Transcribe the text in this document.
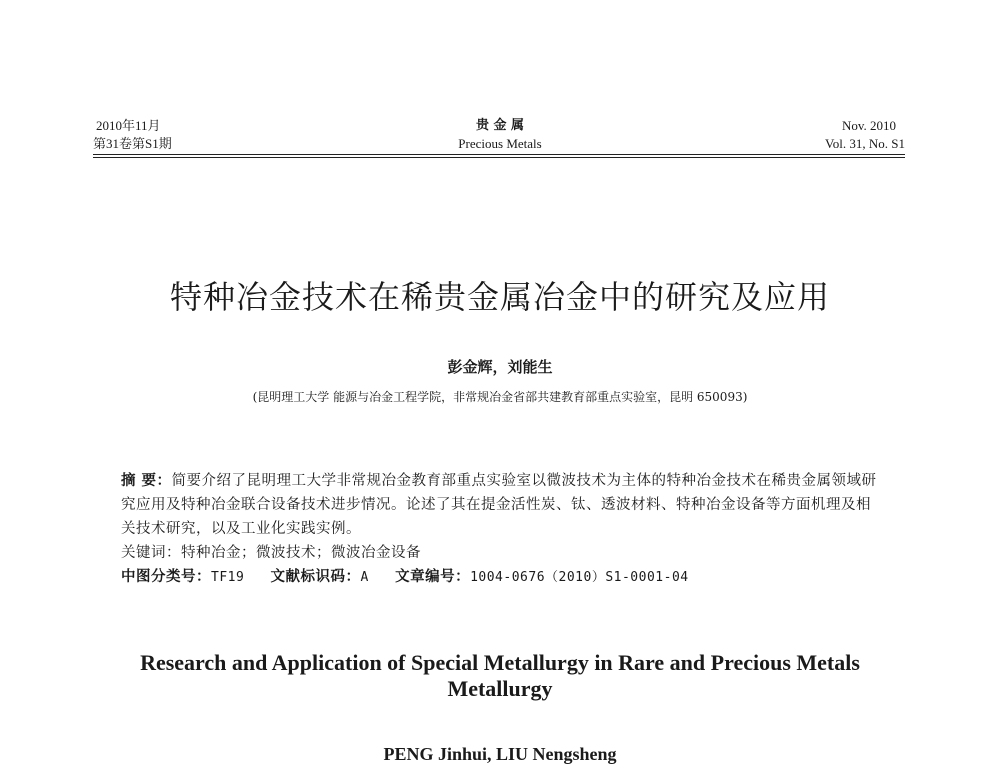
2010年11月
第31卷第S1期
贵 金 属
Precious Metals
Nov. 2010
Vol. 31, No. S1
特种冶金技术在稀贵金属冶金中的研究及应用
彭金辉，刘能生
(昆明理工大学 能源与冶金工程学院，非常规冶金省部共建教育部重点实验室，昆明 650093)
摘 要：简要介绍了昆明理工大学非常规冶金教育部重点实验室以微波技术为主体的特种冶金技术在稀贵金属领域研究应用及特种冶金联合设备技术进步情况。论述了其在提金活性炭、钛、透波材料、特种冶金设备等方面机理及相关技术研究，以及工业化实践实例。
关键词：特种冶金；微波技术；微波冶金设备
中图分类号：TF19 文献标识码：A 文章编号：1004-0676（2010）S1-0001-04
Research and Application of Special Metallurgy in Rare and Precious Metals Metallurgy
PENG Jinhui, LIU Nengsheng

_____

Say how many lines in the records hold the string "Precious", and say nothing else.

**WRITTEN ANSWER**
2